REQUEST: Which lines have the string "type"? Copy all of them from the entries below.

###

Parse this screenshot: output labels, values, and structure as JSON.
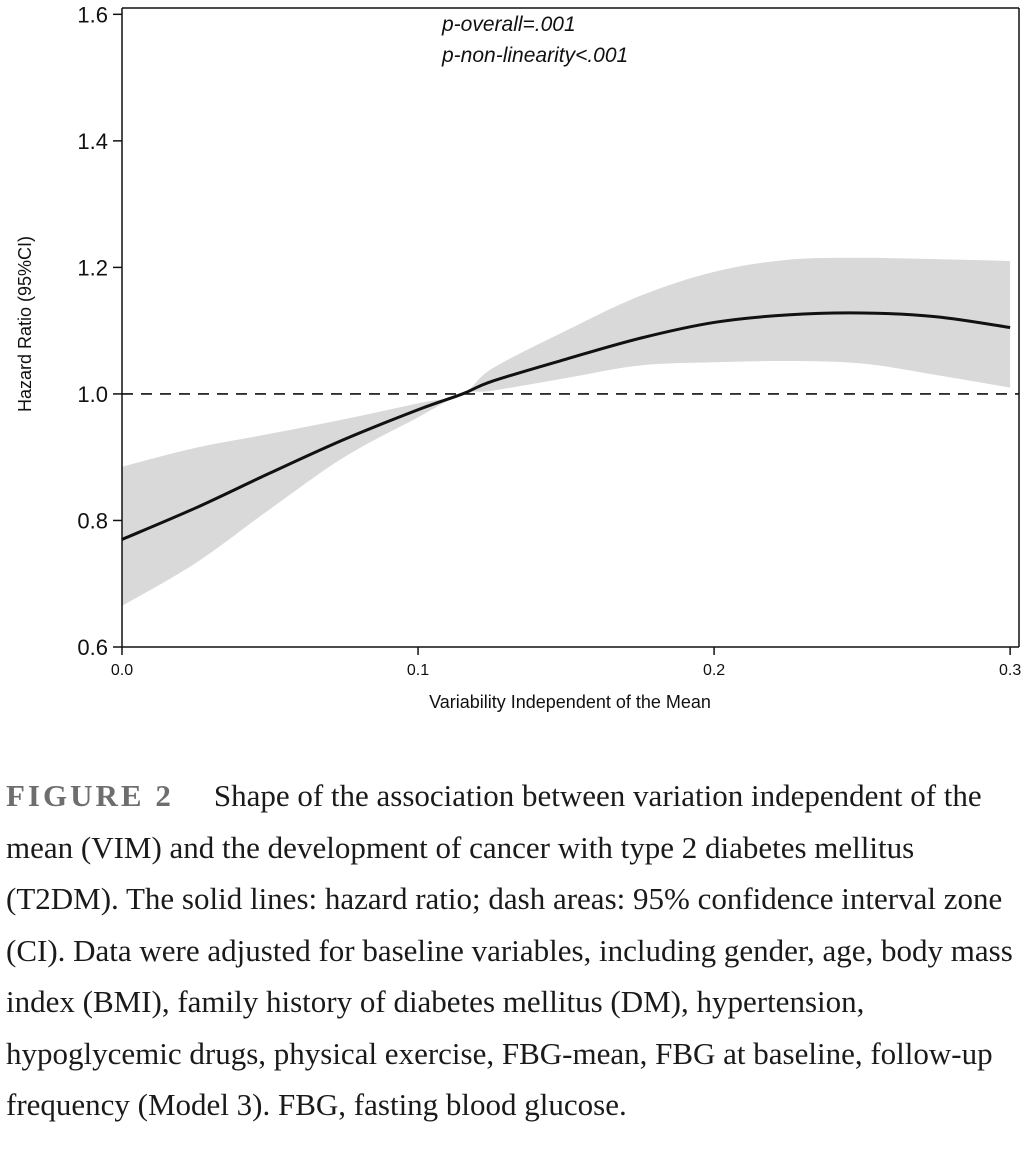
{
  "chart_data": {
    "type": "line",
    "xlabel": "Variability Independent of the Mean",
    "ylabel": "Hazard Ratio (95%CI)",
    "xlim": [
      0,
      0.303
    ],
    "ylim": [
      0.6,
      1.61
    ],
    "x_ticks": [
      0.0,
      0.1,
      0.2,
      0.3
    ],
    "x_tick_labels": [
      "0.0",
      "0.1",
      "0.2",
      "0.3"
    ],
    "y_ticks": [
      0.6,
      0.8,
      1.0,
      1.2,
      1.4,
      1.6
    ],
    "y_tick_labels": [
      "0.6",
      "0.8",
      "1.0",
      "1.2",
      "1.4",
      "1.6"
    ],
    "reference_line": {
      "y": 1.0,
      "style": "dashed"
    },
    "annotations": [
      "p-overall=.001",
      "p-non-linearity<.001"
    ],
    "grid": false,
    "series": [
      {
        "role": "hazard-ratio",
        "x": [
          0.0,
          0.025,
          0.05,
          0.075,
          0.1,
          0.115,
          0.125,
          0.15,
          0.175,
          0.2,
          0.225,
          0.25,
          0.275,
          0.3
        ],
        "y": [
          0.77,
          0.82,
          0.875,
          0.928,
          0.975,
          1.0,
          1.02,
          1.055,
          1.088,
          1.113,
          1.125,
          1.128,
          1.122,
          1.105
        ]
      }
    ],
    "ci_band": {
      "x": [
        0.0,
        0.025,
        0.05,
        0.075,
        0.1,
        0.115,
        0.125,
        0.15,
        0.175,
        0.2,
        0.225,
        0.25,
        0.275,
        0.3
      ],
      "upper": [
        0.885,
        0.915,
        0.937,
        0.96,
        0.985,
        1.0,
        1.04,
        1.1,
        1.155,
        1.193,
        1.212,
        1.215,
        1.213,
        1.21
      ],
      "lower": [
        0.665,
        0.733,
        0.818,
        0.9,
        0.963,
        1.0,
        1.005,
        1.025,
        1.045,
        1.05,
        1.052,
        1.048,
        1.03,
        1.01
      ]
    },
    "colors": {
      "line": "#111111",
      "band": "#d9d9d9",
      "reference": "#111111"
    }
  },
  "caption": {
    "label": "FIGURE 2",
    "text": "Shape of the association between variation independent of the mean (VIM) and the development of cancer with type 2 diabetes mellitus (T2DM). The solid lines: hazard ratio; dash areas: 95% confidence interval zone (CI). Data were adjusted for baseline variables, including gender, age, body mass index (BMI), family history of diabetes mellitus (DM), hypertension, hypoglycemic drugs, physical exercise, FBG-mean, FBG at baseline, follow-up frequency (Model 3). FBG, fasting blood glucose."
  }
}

###

FINISHED EXERCISE:
    "type": "line",
    "text": "Shape of the association between variation independent of the mean (VIM) and the development of cancer with type 2 diabetes mellitus (T2DM). The solid lines: hazard ratio; dash areas: 95% confidence interval zone (CI). Data were adjusted for baseline variables, including gender, age, body mass index (BMI), family history of diabetes mellitus (DM), hypertension, hypoglycemic drugs, physical exercise, FBG-mean, FBG at baseline, follow-up frequency (Model 3). FBG, fasting blood glucose."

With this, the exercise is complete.